THE REQUEST >>
State how many lines in the records hold the word "label", giving the number and no other text.

GIVEN DATA >>
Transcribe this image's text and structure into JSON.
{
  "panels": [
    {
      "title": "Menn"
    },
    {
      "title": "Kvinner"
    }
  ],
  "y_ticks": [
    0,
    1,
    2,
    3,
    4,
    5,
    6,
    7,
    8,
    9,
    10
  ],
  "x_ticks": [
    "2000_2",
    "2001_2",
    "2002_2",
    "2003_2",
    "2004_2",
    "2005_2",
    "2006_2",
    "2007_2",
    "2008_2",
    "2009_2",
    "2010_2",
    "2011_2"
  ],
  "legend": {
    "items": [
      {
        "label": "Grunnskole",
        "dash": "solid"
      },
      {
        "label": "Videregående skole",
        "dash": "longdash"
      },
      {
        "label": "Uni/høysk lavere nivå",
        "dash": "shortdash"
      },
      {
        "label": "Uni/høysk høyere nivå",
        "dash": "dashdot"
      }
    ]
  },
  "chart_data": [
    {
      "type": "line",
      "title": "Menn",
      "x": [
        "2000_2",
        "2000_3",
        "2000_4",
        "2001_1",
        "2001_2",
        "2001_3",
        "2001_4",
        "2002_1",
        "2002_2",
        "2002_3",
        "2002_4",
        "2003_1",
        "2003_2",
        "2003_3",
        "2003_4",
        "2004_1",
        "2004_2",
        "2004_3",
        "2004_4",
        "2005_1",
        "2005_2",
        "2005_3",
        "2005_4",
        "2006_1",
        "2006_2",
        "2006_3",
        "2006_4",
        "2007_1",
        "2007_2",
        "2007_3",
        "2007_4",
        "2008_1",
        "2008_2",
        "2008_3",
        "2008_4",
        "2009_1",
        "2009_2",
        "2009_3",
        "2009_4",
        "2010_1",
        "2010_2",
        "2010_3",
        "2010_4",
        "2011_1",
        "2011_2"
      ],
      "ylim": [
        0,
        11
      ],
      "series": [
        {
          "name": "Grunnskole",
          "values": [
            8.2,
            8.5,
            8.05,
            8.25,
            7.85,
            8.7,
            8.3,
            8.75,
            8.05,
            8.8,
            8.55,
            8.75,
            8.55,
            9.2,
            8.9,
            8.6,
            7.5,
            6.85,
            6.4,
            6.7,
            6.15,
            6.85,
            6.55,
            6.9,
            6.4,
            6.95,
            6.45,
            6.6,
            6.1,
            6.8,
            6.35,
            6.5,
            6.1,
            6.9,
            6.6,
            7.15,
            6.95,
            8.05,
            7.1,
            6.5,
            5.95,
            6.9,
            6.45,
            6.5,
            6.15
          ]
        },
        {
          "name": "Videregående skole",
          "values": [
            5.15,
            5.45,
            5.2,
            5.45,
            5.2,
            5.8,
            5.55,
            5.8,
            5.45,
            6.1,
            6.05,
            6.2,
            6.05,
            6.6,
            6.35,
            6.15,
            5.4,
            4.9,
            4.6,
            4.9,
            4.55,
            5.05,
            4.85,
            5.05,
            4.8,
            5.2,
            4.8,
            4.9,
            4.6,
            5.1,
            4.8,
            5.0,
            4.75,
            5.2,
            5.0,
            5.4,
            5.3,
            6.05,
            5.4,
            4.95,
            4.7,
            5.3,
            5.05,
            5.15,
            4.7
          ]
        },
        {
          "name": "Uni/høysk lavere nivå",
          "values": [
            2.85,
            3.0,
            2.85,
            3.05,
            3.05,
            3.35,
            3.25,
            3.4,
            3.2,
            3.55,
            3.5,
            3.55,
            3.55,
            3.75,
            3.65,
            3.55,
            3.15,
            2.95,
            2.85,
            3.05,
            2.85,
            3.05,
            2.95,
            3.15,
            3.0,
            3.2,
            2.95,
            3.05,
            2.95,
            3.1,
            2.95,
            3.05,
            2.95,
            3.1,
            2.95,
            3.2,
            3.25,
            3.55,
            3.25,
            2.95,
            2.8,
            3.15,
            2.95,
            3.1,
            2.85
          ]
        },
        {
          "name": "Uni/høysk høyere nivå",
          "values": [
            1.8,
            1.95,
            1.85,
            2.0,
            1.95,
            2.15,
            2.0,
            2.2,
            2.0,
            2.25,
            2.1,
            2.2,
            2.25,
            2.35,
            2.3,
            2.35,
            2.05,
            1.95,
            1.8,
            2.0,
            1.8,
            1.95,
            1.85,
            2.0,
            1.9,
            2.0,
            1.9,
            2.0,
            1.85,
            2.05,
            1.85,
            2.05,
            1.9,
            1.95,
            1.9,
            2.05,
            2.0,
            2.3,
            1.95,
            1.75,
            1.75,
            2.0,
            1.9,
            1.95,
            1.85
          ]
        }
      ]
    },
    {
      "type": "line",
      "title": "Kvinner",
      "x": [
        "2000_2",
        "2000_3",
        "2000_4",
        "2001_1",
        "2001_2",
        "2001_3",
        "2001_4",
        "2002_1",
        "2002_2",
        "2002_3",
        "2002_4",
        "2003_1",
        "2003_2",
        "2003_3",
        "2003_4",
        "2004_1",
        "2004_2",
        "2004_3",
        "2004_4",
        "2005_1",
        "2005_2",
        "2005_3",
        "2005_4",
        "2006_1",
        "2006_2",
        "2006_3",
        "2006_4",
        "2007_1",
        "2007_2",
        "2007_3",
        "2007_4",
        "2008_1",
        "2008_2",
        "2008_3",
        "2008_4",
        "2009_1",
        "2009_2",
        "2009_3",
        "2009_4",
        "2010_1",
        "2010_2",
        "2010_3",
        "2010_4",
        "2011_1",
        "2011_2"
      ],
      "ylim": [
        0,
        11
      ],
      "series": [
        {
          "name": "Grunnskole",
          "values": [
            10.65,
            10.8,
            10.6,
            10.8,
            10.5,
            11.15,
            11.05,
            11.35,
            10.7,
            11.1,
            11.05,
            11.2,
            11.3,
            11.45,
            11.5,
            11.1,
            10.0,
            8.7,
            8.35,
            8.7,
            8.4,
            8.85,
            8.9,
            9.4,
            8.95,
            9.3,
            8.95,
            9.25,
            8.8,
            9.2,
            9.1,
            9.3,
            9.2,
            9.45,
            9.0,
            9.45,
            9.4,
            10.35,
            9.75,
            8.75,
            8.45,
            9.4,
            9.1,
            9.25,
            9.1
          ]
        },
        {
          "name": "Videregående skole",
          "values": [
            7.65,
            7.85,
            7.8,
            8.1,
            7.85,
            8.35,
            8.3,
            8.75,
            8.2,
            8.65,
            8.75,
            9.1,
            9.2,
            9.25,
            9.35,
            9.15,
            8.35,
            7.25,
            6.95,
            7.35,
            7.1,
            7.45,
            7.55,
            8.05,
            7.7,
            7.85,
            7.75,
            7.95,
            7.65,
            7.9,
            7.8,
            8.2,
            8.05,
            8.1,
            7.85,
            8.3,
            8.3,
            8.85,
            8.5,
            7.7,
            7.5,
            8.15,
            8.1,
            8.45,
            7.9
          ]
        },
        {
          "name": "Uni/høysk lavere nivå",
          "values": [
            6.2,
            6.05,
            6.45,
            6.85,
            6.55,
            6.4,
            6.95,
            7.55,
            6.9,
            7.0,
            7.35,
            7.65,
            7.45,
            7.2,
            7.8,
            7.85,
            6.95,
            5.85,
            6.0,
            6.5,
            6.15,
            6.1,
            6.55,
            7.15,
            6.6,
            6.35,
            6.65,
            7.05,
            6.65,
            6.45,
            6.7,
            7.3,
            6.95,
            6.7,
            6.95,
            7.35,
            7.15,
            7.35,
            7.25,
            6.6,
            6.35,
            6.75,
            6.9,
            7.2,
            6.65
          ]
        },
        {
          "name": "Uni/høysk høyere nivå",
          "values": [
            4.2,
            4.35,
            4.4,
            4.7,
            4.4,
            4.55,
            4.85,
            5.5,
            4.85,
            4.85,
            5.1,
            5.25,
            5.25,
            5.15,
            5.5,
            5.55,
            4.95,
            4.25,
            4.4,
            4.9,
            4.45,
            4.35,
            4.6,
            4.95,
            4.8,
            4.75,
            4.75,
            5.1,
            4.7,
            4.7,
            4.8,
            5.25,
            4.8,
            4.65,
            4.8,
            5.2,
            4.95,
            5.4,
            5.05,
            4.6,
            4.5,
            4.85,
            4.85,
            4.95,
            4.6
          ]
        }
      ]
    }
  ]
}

ANSWER BELOW >>
4